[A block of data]
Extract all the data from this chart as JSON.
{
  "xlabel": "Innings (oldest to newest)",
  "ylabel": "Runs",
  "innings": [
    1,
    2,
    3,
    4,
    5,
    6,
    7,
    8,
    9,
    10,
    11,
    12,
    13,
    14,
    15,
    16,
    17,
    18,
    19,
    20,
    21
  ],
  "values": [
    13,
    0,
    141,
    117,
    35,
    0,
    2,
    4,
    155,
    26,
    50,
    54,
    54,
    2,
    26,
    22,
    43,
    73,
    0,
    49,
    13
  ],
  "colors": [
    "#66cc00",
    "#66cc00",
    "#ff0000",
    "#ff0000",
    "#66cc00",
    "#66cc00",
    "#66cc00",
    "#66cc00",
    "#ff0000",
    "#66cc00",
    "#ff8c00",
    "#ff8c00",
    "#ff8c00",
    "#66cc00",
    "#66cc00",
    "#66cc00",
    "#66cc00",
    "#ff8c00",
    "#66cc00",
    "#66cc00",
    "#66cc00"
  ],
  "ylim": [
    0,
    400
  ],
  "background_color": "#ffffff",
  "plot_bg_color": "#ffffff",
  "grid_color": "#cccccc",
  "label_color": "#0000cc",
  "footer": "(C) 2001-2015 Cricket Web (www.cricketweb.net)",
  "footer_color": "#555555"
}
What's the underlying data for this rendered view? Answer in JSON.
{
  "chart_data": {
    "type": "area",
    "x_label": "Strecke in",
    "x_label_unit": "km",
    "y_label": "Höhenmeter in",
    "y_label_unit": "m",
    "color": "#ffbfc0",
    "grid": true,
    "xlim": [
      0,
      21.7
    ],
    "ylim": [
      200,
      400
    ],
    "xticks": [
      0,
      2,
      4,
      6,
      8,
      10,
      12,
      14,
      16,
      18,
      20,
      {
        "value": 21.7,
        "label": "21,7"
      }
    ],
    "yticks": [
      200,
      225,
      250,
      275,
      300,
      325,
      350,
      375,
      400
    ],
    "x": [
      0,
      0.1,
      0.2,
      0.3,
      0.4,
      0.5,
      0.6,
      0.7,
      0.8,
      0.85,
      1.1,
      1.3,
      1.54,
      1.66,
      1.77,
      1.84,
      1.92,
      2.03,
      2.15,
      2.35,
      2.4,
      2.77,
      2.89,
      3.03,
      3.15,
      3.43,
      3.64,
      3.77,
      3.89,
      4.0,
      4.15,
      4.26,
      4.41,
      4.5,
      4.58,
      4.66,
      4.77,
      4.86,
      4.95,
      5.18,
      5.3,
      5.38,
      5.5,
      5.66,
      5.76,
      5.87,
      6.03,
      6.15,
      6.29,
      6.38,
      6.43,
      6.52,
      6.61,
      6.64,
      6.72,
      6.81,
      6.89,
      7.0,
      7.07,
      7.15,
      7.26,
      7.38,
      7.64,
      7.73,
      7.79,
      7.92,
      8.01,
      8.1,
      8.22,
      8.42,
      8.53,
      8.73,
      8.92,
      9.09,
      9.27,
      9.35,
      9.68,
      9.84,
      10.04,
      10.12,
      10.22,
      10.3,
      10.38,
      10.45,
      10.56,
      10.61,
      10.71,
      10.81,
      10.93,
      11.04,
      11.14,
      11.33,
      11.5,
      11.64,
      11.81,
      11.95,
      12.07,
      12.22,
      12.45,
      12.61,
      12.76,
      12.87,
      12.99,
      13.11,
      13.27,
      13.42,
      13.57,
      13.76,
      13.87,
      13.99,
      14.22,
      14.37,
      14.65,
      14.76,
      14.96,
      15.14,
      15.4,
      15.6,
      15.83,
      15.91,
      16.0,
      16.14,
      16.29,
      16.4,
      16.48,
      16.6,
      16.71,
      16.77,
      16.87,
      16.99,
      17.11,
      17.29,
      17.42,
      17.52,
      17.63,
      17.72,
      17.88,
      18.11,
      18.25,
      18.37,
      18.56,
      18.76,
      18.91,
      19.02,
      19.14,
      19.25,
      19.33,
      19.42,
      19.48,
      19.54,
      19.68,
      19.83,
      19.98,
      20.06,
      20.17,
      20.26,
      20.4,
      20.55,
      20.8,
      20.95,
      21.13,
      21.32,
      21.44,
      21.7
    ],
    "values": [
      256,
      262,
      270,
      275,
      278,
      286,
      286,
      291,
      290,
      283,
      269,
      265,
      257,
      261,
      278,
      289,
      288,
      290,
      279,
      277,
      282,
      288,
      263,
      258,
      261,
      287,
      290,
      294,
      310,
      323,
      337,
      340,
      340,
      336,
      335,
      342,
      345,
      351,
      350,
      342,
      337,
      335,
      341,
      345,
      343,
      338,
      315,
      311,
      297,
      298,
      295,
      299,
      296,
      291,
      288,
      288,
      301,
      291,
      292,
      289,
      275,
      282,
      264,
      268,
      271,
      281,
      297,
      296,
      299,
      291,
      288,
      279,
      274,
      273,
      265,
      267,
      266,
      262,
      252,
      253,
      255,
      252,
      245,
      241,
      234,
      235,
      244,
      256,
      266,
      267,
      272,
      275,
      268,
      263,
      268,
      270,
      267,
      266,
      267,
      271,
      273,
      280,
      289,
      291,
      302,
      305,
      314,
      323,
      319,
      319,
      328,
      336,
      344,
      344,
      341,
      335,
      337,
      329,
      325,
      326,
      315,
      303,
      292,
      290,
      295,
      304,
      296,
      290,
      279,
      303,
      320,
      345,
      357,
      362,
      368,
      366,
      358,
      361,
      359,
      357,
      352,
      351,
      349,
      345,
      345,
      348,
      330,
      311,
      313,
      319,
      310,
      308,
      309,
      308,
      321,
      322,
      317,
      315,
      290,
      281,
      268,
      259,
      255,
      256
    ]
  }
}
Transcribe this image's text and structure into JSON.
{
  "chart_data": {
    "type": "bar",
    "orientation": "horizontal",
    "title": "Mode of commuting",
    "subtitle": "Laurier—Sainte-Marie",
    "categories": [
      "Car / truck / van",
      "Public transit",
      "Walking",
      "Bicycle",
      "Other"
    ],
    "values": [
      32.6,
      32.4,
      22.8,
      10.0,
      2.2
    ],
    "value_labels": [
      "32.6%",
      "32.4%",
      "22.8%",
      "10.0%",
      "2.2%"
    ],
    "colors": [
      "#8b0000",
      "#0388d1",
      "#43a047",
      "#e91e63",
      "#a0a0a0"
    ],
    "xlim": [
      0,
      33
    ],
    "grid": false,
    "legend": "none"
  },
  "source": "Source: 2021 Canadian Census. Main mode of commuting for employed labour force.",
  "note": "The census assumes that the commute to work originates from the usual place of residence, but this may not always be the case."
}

__Directions for this task__: Check the records above line by line and tally those holding the string "from". Answer with the number only.

__Result for this exercise__: 2